Data listing
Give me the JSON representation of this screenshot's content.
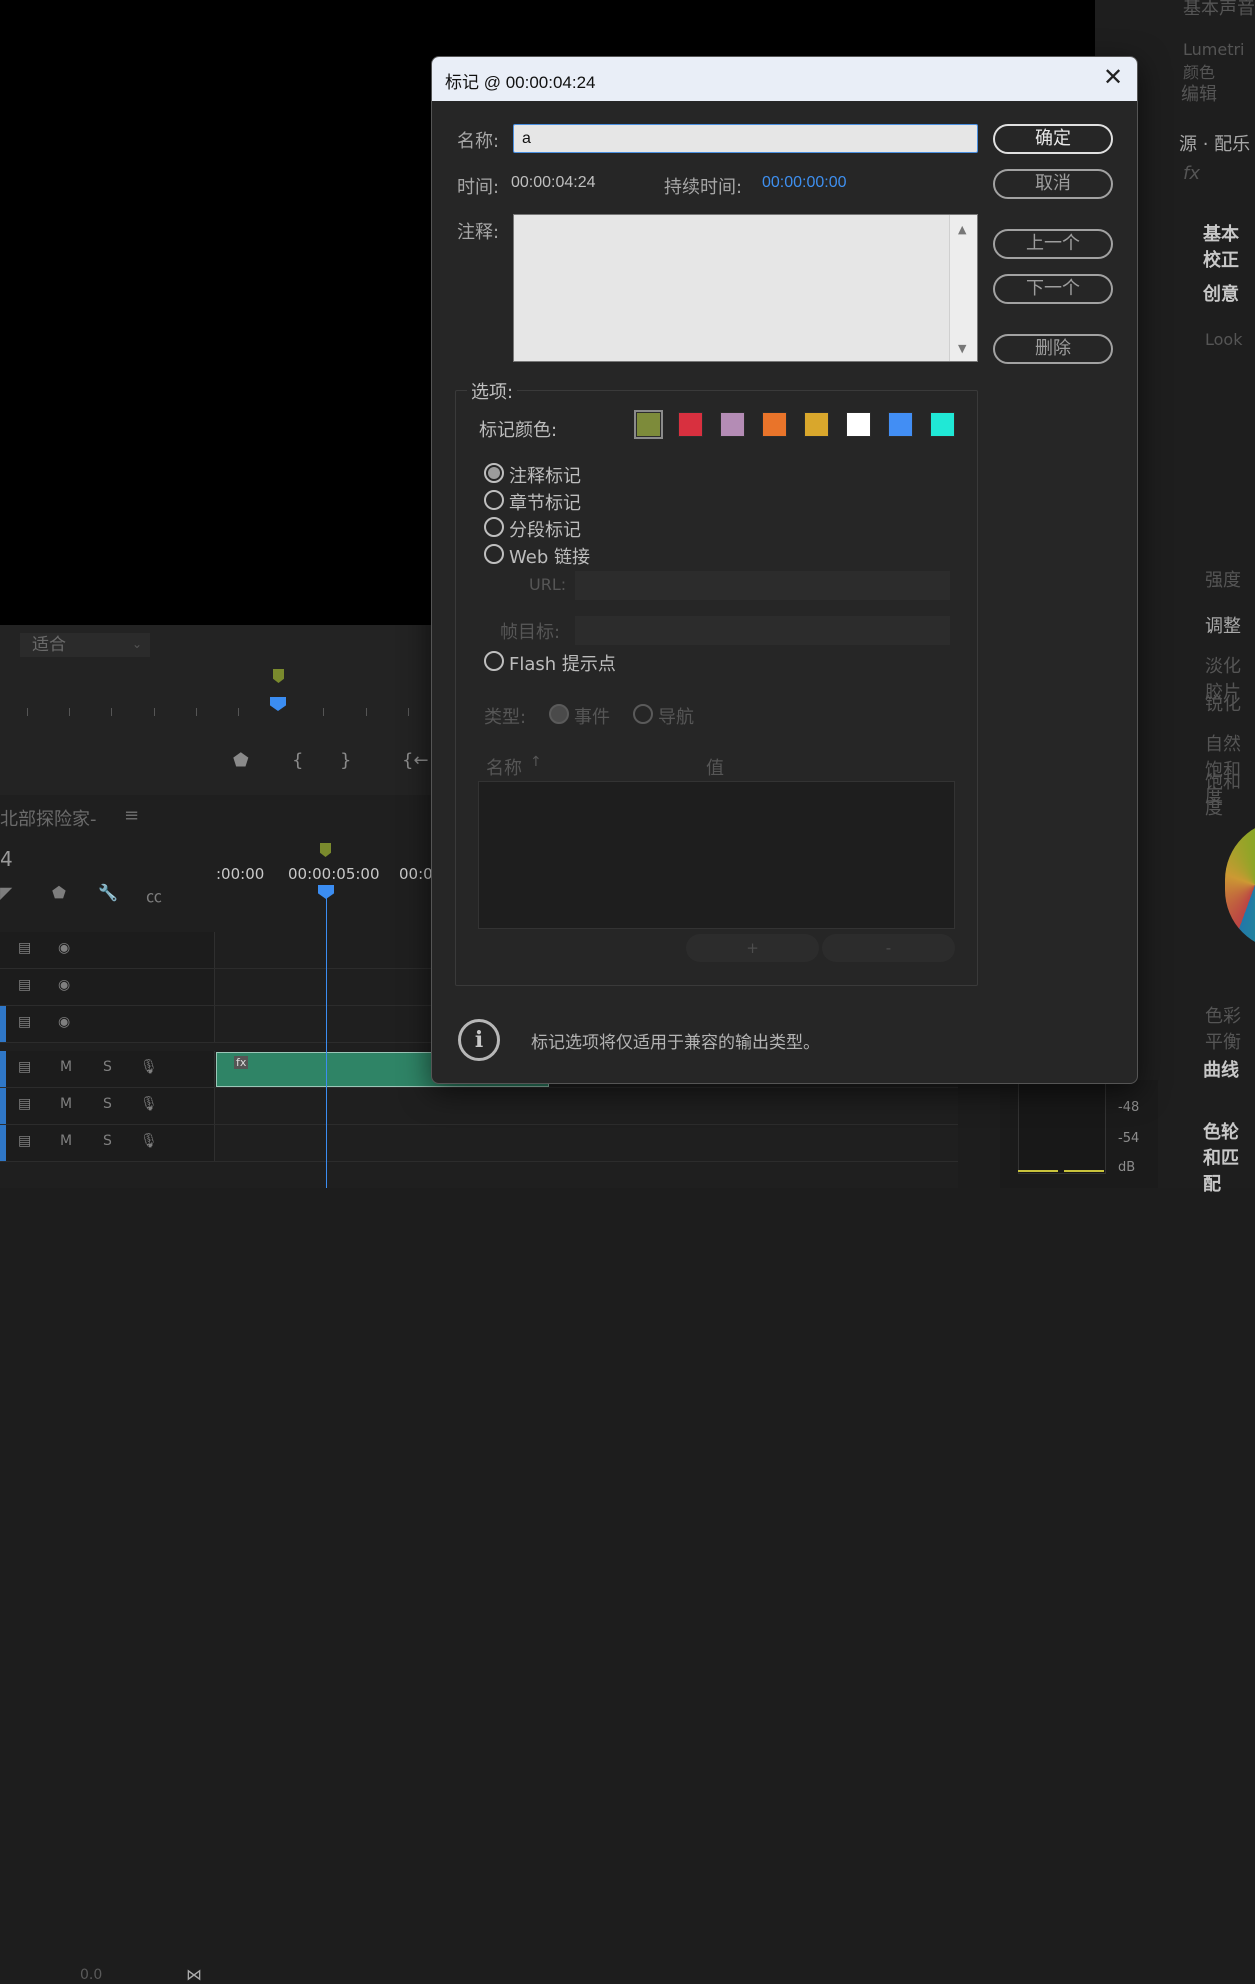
{
  "background": {
    "monitor": {
      "fit_label": "适合"
    },
    "timeline": {
      "sequence_tab": "北部探险家-",
      "menu_icon": "≡",
      "timecode": "4",
      "timestamps": [
        ":00:00",
        "00:00:05:00",
        "00:0"
      ],
      "track_labels": {
        "mute": "M",
        "solo": "S"
      },
      "zoom_value": "0.0"
    },
    "right_panel": {
      "items": [
        "基本声音",
        "Lumetri 颜色",
        "编辑",
        "源 · 配乐",
        "fx",
        "基本校正",
        "创意",
        "Look",
        "强度",
        "调整",
        "淡化胶片",
        "锐化",
        "自然饱和度",
        "饱和度",
        "色彩平衡",
        "曲线",
        "色轮和匹配"
      ],
      "meter_labels": [
        "-48",
        "-54",
        "dB"
      ]
    }
  },
  "dialog": {
    "title": "标记 @ 00:00:04:24",
    "name_label": "名称:",
    "name_value": "a",
    "time_label": "时间:",
    "time_value": "00:00:04:24",
    "duration_label": "持续时间:",
    "duration_value": "00:00:00:00",
    "comment_label": "注释:",
    "buttons": {
      "ok": "确定",
      "cancel": "取消",
      "prev": "上一个",
      "next": "下一个",
      "delete": "删除"
    },
    "options": {
      "legend": "选项:",
      "color_label": "标记颜色:",
      "colors": [
        "#7d8b3a",
        "#d8303f",
        "#b48cb5",
        "#e9742a",
        "#d9a72c",
        "#ffffff",
        "#428ef4",
        "#20e8d6"
      ],
      "selected_color_index": 0,
      "marker_types": [
        {
          "label": "注释标记",
          "selected": true
        },
        {
          "label": "章节标记",
          "selected": false
        },
        {
          "label": "分段标记",
          "selected": false
        },
        {
          "label": "Web 链接",
          "selected": false
        }
      ],
      "url_label": "URL:",
      "frame_target_label": "帧目标:",
      "flash_label": "Flash 提示点",
      "type_label": "类型:",
      "type_event": "事件",
      "type_nav": "导航",
      "table_col_name": "名称",
      "table_col_value": "值",
      "add_btn": "+",
      "remove_btn": "-"
    },
    "info_text": "标记选项将仅适用于兼容的输出类型。"
  }
}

Problem requirements
Above are the records; reproduce them exactly and leave out the pictures.

Answer to the problem
Give me the JSON representation of this screenshot's content.
{
  "background": {
    "monitor": {
      "fit_label": "适合"
    },
    "timeline": {
      "sequence_tab": "北部探险家-",
      "menu_icon": "≡",
      "timecode": "4",
      "timestamps": [
        ":00:00",
        "00:00:05:00",
        "00:0"
      ],
      "track_labels": {
        "mute": "M",
        "solo": "S"
      },
      "zoom_value": "0.0"
    },
    "right_panel": {
      "items": [
        "基本声音",
        "Lumetri 颜色",
        "编辑",
        "源 · 配乐",
        "fx",
        "基本校正",
        "创意",
        "Look",
        "强度",
        "调整",
        "淡化胶片",
        "锐化",
        "自然饱和度",
        "饱和度",
        "色彩平衡",
        "曲线",
        "色轮和匹配"
      ],
      "meter_labels": [
        "-48",
        "-54",
        "dB"
      ]
    }
  },
  "dialog": {
    "title": "标记 @ 00:00:04:24",
    "name_label": "名称:",
    "name_value": "a",
    "time_label": "时间:",
    "time_value": "00:00:04:24",
    "duration_label": "持续时间:",
    "duration_value": "00:00:00:00",
    "comment_label": "注释:",
    "buttons": {
      "ok": "确定",
      "cancel": "取消",
      "prev": "上一个",
      "next": "下一个",
      "delete": "删除"
    },
    "options": {
      "legend": "选项:",
      "color_label": "标记颜色:",
      "colors": [
        "#7d8b3a",
        "#d8303f",
        "#b48cb5",
        "#e9742a",
        "#d9a72c",
        "#ffffff",
        "#428ef4",
        "#20e8d6"
      ],
      "selected_color_index": 0,
      "marker_types": [
        {
          "label": "注释标记",
          "selected": true
        },
        {
          "label": "章节标记",
          "selected": false
        },
        {
          "label": "分段标记",
          "selected": false
        },
        {
          "label": "Web 链接",
          "selected": false
        }
      ],
      "url_label": "URL:",
      "frame_target_label": "帧目标:",
      "flash_label": "Flash 提示点",
      "type_label": "类型:",
      "type_event": "事件",
      "type_nav": "导航",
      "table_col_name": "名称",
      "table_col_value": "值",
      "add_btn": "+",
      "remove_btn": "-"
    },
    "info_text": "标记选项将仅适用于兼容的输出类型。"
  }
}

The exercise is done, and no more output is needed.